> [AIM OF THE TASK]: Records follow. Select each line holding "type".

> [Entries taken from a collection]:

****

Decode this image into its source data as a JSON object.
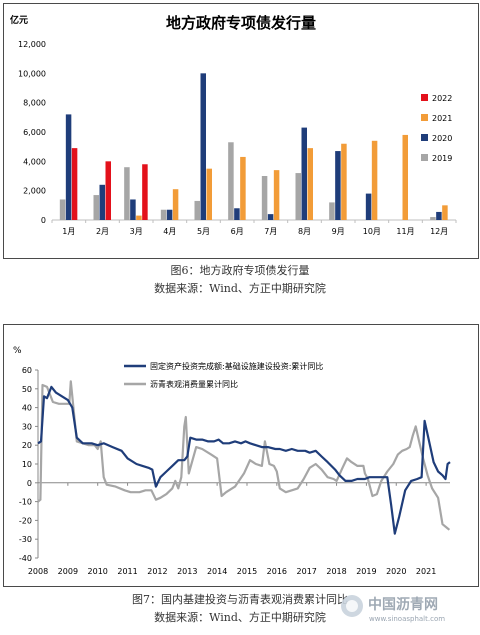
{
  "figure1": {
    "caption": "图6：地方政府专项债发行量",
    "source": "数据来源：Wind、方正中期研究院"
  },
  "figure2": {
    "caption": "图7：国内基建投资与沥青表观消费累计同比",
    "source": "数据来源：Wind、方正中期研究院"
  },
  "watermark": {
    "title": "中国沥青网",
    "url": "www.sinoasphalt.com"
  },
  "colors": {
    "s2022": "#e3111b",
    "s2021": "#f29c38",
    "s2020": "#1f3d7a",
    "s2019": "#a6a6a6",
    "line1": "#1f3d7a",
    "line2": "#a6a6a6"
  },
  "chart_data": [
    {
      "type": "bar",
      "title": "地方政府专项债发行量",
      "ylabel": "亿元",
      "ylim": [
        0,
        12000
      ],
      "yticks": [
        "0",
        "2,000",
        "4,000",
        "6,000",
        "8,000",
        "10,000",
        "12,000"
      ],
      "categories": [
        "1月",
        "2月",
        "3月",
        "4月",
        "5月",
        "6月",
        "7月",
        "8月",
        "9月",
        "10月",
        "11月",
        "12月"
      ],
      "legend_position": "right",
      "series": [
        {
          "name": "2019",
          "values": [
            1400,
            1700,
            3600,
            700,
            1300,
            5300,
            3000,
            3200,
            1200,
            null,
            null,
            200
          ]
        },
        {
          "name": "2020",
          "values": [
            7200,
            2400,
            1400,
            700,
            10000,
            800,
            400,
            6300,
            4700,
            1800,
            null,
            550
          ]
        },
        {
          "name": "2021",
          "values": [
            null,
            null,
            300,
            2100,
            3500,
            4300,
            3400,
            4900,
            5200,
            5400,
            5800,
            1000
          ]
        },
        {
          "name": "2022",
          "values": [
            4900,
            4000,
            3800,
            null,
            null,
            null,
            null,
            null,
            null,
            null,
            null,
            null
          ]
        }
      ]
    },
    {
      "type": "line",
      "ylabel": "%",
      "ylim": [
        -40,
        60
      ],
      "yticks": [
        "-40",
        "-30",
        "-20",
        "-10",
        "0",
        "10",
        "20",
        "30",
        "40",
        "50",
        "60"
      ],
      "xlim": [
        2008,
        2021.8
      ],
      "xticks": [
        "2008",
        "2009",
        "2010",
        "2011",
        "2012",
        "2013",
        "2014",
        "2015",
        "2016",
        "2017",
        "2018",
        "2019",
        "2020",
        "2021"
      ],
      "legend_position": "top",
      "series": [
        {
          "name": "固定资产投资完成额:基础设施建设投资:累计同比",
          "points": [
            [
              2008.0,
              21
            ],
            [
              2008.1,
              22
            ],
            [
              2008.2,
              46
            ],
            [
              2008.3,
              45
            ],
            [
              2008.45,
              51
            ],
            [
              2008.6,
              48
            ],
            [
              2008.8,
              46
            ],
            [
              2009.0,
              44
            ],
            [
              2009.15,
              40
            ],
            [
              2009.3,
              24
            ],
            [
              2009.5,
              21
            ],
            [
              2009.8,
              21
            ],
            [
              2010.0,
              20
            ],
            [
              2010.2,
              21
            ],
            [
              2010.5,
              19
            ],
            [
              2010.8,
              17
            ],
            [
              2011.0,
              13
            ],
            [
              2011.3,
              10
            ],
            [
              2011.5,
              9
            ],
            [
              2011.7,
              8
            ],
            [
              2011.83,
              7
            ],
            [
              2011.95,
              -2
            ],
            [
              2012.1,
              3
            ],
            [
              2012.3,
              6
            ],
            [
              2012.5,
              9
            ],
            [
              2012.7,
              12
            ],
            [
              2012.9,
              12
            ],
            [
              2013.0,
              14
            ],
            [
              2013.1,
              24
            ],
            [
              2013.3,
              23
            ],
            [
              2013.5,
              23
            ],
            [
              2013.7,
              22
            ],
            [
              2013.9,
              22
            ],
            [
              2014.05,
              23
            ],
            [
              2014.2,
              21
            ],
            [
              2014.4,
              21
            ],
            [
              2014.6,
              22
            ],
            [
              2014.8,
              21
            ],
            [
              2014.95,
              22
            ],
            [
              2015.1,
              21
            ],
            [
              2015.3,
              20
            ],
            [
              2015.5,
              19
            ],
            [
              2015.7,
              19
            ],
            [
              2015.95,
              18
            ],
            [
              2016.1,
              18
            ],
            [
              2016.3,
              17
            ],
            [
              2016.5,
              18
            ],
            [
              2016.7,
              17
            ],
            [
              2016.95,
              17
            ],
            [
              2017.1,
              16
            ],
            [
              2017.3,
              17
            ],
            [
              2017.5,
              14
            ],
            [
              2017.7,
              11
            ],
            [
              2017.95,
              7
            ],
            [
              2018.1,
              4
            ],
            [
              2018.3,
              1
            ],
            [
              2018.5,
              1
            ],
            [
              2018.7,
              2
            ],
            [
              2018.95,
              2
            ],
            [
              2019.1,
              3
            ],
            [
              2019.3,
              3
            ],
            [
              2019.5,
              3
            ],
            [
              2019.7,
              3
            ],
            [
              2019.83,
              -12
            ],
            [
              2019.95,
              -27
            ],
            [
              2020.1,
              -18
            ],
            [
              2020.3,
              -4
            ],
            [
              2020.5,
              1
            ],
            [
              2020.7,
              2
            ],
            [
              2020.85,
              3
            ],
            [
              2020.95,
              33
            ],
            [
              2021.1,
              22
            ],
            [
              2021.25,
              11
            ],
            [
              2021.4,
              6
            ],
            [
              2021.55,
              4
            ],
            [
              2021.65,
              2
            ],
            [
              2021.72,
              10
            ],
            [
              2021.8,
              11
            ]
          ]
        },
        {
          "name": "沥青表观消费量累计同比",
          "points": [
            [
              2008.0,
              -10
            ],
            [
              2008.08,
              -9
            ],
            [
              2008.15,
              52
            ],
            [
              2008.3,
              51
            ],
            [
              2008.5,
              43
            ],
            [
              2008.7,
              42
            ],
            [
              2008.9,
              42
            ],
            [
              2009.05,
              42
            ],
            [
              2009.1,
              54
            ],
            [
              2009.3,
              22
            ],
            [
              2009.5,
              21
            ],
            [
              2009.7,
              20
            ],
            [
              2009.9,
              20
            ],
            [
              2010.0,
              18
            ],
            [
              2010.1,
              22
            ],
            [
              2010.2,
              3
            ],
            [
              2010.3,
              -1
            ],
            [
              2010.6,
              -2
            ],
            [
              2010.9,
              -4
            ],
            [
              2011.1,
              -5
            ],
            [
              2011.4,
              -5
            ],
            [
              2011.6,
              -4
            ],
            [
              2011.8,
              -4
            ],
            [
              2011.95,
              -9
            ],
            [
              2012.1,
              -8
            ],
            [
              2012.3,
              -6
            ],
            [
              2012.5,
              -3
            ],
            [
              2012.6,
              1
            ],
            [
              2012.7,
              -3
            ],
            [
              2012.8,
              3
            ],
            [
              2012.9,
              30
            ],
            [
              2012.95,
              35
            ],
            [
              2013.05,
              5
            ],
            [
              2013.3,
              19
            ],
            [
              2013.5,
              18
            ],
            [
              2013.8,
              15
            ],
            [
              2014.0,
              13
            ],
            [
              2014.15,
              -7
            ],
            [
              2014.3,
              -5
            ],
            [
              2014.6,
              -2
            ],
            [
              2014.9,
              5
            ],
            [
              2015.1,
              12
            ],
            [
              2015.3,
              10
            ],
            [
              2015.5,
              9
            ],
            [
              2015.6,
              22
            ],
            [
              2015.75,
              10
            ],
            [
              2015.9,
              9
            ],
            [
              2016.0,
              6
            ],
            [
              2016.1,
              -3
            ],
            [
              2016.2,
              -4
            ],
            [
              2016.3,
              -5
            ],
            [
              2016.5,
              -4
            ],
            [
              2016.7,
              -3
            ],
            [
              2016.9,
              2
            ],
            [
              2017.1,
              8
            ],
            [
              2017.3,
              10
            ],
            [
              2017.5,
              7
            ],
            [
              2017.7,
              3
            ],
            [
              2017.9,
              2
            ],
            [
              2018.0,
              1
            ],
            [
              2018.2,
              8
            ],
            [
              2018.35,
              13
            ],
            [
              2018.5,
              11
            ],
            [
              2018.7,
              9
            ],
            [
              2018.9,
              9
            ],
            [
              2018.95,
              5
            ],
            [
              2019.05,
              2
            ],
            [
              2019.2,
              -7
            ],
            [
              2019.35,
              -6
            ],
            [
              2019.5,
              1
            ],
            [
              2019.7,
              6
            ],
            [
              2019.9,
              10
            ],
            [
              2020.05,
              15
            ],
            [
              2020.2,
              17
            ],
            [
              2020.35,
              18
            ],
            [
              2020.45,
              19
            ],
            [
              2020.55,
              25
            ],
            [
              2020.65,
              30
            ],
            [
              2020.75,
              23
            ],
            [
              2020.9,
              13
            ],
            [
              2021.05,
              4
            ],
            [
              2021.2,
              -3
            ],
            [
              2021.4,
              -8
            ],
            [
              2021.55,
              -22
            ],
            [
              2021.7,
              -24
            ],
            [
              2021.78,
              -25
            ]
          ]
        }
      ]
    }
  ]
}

****

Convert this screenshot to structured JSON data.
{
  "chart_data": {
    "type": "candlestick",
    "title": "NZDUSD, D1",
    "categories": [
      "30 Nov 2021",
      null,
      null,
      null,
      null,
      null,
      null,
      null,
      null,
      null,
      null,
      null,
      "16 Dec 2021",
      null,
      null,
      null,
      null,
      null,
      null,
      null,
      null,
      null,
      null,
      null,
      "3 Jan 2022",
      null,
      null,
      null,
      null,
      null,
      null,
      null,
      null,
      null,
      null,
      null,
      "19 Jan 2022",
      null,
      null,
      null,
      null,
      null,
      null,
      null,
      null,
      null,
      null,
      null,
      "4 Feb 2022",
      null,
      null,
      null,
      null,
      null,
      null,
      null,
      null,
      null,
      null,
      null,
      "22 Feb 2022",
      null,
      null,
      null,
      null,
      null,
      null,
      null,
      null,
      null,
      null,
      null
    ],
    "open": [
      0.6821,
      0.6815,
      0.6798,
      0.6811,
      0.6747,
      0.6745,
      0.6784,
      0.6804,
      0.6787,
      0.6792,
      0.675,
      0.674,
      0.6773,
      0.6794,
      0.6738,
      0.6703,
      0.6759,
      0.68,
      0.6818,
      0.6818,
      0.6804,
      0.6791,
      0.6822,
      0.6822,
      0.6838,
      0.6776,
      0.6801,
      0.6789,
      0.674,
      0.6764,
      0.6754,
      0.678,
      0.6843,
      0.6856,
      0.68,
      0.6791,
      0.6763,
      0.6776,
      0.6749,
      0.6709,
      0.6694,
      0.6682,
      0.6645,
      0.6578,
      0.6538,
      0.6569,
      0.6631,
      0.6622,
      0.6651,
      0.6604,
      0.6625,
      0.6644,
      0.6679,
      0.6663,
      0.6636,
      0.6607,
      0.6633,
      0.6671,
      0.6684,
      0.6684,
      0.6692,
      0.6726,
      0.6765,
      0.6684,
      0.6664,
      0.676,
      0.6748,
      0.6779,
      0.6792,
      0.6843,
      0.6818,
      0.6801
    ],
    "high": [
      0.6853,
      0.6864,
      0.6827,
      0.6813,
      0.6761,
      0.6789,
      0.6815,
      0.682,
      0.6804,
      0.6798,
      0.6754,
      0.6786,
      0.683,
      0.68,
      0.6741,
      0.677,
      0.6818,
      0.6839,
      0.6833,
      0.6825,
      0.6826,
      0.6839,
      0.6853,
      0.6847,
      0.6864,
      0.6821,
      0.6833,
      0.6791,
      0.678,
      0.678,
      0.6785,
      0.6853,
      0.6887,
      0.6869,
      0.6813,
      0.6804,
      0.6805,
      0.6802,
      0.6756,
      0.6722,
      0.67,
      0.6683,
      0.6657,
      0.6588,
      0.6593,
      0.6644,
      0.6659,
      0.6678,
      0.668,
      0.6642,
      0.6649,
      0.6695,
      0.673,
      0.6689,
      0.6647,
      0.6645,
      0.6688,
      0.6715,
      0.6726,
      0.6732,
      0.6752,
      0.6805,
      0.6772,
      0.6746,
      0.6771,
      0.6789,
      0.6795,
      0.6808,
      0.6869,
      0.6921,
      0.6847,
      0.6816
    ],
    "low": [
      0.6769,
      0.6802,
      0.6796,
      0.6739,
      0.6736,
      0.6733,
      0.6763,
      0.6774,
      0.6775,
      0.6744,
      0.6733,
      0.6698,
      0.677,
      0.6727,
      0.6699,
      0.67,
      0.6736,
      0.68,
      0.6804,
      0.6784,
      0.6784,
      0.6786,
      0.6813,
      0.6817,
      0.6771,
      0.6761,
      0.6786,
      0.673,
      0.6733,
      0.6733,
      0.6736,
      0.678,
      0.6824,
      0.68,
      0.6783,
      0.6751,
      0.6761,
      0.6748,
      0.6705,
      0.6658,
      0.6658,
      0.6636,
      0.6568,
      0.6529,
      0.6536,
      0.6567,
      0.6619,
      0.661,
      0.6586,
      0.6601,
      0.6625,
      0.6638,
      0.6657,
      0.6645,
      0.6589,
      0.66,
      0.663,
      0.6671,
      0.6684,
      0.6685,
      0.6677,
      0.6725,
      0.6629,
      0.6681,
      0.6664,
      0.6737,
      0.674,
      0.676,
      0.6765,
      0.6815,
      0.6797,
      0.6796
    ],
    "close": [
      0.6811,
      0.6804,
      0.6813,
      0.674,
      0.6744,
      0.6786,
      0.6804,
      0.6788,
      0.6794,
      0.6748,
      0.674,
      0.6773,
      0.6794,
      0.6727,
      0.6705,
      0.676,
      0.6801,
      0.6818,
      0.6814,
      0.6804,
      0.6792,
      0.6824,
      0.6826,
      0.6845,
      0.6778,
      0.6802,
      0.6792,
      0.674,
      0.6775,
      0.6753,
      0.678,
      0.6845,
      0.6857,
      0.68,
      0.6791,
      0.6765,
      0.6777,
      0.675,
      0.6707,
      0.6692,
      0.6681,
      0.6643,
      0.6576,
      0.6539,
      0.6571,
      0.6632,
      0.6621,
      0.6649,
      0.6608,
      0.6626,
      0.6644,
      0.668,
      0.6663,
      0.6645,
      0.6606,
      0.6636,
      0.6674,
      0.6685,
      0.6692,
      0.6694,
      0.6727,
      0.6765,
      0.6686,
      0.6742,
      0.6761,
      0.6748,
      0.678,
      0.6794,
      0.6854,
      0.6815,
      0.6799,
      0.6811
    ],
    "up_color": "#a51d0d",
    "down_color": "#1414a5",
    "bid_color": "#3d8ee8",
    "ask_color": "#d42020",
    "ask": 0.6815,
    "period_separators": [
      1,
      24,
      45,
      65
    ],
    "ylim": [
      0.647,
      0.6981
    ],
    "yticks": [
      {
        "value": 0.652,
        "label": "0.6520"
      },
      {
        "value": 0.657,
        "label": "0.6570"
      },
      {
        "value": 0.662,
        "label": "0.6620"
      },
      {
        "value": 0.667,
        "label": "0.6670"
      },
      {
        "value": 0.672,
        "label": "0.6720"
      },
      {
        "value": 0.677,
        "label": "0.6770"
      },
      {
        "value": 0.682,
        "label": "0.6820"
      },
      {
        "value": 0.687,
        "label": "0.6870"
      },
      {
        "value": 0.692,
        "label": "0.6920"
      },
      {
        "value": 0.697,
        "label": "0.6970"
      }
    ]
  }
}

****

> [REPLY]:
      "type": "bar",
      "type": "line",
    "type": "candlestick",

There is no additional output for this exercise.